● **Instruction**
Reproduce the data exactly.

#####

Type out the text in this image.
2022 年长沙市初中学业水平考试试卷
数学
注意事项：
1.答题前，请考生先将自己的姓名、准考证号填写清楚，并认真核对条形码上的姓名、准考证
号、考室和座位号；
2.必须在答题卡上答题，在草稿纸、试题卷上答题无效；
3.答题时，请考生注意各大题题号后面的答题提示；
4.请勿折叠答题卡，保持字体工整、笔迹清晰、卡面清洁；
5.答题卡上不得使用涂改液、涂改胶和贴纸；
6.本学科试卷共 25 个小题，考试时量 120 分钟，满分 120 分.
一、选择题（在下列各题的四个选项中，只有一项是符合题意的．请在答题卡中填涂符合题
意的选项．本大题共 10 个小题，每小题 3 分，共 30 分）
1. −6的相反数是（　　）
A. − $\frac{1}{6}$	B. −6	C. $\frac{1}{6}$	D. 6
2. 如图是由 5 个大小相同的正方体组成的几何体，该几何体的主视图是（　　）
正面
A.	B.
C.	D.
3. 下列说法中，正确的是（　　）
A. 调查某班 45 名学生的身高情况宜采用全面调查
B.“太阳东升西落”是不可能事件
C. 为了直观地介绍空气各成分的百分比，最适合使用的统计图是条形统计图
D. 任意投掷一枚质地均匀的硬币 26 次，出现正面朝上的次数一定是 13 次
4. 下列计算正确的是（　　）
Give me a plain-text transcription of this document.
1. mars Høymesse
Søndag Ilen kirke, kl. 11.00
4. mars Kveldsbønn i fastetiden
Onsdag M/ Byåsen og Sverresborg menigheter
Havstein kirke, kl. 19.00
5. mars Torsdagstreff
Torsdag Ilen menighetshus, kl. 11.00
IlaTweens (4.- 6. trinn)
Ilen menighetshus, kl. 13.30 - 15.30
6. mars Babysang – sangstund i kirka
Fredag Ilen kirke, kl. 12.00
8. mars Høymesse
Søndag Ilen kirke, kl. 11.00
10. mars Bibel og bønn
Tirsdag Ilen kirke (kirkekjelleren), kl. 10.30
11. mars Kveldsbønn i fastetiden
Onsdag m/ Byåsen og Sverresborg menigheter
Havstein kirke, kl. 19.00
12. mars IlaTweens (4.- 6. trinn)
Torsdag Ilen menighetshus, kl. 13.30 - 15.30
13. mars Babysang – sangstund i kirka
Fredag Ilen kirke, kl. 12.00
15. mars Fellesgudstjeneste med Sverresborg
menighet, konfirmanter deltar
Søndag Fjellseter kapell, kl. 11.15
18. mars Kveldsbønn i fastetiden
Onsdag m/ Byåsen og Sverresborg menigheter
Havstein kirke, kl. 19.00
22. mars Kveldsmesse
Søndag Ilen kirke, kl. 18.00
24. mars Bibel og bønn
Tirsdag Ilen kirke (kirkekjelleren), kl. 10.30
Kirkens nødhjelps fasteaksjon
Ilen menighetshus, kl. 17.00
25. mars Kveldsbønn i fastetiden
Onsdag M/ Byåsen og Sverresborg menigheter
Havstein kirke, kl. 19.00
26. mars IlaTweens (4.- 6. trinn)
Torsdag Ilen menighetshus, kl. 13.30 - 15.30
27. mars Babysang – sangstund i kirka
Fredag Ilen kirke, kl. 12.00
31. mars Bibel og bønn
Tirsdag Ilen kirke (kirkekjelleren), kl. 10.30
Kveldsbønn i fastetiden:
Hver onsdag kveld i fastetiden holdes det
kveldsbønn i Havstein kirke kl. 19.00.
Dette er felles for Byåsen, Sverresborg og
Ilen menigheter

#####

● **Exercise answer**
Type out the text in this image.
2022 年长沙市初中学业水平考试试卷
数学
注意事项：
1.答题前，请考生先将自己的姓名、准考证号填写清楚，并认真核对条形码上的姓名、准考证
号、考室和座位号；
2.必须在答题卡上答题，在草稿纸、试题卷上答题无效；
3.答题时，请考生注意各大题题号后面的答题提示；
4.请勿折叠答题卡，保持字体工整、笔迹清晰、卡面清洁；
5.答题卡上不得使用涂改液、涂改胶和贴纸；
6.本学科试卷共 25 个小题，考试时量 120 分钟，满分 120 分.
一、选择题（在下列各题的四个选项中，只有一项是符合题意的．请在答题卡中填涂符合题
意的选项．本大题共 10 个小题，每小题 3 分，共 30 分）
1. −6的相反数是（　　）
A. − $\frac{1}{6}$	B. −6	C. $\frac{1}{6}$	D. 6
2. 如图是由 5 个大小相同的正方体组成的几何体，该几何体的主视图是（　　）
正面
A.	B.
C.	D.
3. 下列说法中，正确的是（　　）
A. 调查某班 45 名学生的身高情况宜采用全面调查
B.“太阳东升西落”是不可能事件
C. 为了直观地介绍空气各成分的百分比，最适合使用的统计图是条形统计图
D. 任意投掷一枚质地均匀的硬币 26 次，出现正面朝上的次数一定是 13 次
4. 下列计算正确的是（　　）
Give me a plain-text transcription of this document.
1. mars Høymesse
Søndag Ilen kirke, kl. 11.00
4. mars Kveldsbønn i fastetiden
Onsdag M/ Byåsen og Sverresborg menigheter
Havstein kirke, kl. 19.00
5. mars Torsdagstreff
Torsdag Ilen menighetshus, kl. 11.00
IlaTweens (4.- 6. trinn)
Ilen menighetshus, kl. 13.30 - 15.30
6. mars Babysang – sangstund i kirka
Fredag Ilen kirke, kl. 12.00
8. mars Høymesse
Søndag Ilen kirke, kl. 11.00
10. mars Bibel og bønn
Tirsdag Ilen kirke (kirkekjelleren), kl. 10.30
11. mars Kveldsbønn i fastetiden
Onsdag m/ Byåsen og Sverresborg menigheter
Havstein kirke, kl. 19.00
12. mars IlaTweens (4.- 6. trinn)
Torsdag Ilen menighetshus, kl. 13.30 - 15.30
13. mars Babysang – sangstund i kirka
Fredag Ilen kirke, kl. 12.00
15. mars Fellesgudstjeneste med Sverresborg
menighet, konfirmanter deltar
Søndag Fjellseter kapell, kl. 11.15
18. mars Kveldsbønn i fastetiden
Onsdag m/ Byåsen og Sverresborg menigheter
Havstein kirke, kl. 19.00
22. mars Kveldsmesse
Søndag Ilen kirke, kl. 18.00
24. mars Bibel og bønn
Tirsdag Ilen kirke (kirkekjelleren), kl. 10.30
Kirkens nødhjelps fasteaksjon
Ilen menighetshus, kl. 17.00
25. mars Kveldsbønn i fastetiden
Onsdag M/ Byåsen og Sverresborg menigheter
Havstein kirke, kl. 19.00
26. mars IlaTweens (4.- 6. trinn)
Torsdag Ilen menighetshus, kl. 13.30 - 15.30
27. mars Babysang – sangstund i kirka
Fredag Ilen kirke, kl. 12.00
31. mars Bibel og bønn
Tirsdag Ilen kirke (kirkekjelleren), kl. 10.30
Kveldsbønn i fastetiden:
Hver onsdag kveld i fastetiden holdes det
kveldsbønn i Havstein kirke kl. 19.00.
Dette er felles for Byåsen, Sverresborg og
Ilen menigheter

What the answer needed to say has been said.